▶ **Available records**
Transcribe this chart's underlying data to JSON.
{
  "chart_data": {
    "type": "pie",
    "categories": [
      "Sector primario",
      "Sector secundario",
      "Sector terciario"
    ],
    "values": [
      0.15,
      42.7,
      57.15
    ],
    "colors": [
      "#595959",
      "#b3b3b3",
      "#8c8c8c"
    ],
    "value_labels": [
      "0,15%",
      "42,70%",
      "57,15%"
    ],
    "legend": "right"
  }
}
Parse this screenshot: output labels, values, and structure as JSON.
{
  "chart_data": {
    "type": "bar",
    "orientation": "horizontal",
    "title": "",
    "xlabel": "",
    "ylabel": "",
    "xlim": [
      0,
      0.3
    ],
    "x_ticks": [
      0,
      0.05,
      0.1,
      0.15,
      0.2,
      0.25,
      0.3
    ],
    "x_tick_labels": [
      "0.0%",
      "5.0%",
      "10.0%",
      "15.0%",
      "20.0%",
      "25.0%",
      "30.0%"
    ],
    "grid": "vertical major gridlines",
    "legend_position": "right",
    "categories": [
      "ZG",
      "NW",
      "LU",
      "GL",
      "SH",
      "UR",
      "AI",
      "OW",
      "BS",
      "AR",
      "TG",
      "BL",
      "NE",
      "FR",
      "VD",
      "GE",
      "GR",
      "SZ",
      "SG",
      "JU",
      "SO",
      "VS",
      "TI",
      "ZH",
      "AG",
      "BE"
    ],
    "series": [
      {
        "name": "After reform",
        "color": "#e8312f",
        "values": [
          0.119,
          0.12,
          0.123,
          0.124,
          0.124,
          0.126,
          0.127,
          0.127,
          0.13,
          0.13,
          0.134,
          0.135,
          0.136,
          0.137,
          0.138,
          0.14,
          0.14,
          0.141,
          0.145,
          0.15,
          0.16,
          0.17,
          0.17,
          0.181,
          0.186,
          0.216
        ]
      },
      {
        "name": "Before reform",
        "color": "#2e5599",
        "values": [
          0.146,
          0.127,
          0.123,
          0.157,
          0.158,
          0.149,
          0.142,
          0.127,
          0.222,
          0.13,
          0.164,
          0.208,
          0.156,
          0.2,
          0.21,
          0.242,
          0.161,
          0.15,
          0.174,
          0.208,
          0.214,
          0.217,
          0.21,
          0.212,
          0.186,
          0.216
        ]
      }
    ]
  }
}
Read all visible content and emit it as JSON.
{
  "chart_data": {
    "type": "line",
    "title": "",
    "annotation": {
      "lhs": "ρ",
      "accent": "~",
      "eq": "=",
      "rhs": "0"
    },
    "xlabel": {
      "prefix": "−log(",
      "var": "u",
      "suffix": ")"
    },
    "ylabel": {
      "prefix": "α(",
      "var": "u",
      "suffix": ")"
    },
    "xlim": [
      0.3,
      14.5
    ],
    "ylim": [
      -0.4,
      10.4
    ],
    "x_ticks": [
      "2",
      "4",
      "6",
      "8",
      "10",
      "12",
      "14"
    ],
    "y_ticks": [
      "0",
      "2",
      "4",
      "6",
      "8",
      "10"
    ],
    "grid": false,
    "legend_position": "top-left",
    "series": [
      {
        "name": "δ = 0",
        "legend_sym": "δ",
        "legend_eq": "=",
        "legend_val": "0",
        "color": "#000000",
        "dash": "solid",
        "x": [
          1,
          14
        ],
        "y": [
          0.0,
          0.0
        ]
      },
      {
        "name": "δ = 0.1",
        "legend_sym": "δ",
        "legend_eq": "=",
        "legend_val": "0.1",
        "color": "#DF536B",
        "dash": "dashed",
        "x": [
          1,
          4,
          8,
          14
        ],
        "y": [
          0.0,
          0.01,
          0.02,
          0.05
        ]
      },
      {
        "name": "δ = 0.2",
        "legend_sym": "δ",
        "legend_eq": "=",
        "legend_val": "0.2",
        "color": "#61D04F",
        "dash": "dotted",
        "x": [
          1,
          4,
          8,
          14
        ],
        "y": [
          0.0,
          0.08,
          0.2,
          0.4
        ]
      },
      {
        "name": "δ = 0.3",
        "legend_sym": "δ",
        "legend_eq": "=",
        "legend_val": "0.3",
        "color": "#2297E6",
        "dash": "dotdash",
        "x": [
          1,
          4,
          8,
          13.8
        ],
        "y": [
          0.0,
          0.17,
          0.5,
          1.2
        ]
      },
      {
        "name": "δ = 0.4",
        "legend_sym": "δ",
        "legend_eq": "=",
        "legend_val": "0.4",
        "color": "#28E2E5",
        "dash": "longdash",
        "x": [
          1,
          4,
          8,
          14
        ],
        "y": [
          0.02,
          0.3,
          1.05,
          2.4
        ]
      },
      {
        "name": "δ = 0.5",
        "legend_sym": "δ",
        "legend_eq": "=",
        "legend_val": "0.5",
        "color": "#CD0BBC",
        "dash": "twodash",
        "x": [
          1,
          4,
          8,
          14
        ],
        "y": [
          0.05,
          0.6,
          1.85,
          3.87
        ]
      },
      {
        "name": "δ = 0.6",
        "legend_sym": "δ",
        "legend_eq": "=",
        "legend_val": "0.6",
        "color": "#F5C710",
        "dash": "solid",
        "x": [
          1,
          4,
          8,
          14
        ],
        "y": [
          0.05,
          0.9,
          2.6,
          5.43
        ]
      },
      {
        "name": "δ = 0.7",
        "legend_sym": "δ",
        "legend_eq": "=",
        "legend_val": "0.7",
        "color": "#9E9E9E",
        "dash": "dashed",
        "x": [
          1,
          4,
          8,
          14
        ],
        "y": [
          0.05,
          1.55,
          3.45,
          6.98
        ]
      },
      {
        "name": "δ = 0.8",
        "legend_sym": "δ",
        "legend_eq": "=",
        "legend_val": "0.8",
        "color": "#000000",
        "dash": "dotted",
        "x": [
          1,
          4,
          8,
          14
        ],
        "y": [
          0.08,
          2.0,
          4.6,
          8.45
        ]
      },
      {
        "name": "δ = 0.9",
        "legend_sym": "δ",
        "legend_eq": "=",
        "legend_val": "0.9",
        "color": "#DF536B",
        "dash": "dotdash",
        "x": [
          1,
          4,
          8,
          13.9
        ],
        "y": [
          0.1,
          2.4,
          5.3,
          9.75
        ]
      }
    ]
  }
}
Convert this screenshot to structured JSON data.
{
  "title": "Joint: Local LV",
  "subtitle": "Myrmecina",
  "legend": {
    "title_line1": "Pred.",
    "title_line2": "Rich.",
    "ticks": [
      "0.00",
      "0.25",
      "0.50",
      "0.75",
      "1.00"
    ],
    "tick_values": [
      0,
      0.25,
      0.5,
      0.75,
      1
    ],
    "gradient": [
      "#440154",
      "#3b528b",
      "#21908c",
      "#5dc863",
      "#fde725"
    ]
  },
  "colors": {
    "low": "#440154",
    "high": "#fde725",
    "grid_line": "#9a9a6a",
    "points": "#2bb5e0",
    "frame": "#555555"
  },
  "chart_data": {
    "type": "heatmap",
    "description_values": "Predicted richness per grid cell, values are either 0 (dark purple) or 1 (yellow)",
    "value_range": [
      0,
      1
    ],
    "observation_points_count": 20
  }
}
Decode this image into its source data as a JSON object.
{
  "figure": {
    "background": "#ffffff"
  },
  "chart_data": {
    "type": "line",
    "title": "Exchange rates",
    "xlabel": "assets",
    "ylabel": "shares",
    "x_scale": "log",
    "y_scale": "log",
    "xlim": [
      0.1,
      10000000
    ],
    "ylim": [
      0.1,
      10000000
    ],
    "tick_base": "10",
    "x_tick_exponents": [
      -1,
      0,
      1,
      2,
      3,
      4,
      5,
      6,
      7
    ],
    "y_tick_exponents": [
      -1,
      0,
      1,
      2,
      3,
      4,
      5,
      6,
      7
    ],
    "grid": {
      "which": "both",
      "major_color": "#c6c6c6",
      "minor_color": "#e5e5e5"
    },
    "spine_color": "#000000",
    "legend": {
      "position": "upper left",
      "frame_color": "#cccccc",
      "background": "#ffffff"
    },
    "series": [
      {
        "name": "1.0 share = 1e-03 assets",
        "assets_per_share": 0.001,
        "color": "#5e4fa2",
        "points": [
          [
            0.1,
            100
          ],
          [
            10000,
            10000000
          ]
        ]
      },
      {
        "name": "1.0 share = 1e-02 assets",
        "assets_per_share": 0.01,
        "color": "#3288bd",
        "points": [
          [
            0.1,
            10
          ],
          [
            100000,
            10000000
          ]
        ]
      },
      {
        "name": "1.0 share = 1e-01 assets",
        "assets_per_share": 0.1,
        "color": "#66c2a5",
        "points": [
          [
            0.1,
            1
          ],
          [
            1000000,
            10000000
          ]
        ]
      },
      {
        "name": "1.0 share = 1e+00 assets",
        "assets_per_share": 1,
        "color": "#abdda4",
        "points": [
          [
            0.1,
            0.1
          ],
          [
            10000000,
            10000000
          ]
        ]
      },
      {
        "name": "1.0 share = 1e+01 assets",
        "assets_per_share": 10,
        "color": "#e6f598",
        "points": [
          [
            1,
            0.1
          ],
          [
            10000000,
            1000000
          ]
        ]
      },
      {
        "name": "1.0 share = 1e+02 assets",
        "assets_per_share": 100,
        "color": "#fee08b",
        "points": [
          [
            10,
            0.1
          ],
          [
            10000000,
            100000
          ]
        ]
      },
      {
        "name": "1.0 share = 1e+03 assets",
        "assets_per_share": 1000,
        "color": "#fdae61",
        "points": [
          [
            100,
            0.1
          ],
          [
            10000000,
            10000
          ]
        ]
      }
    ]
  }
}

▶ **Task to carry out**
Search the lines for the string "background" and copy every line that has it.

▶ **Worked answer**
    "background": "#ffffff"
      "background": "#ffffff"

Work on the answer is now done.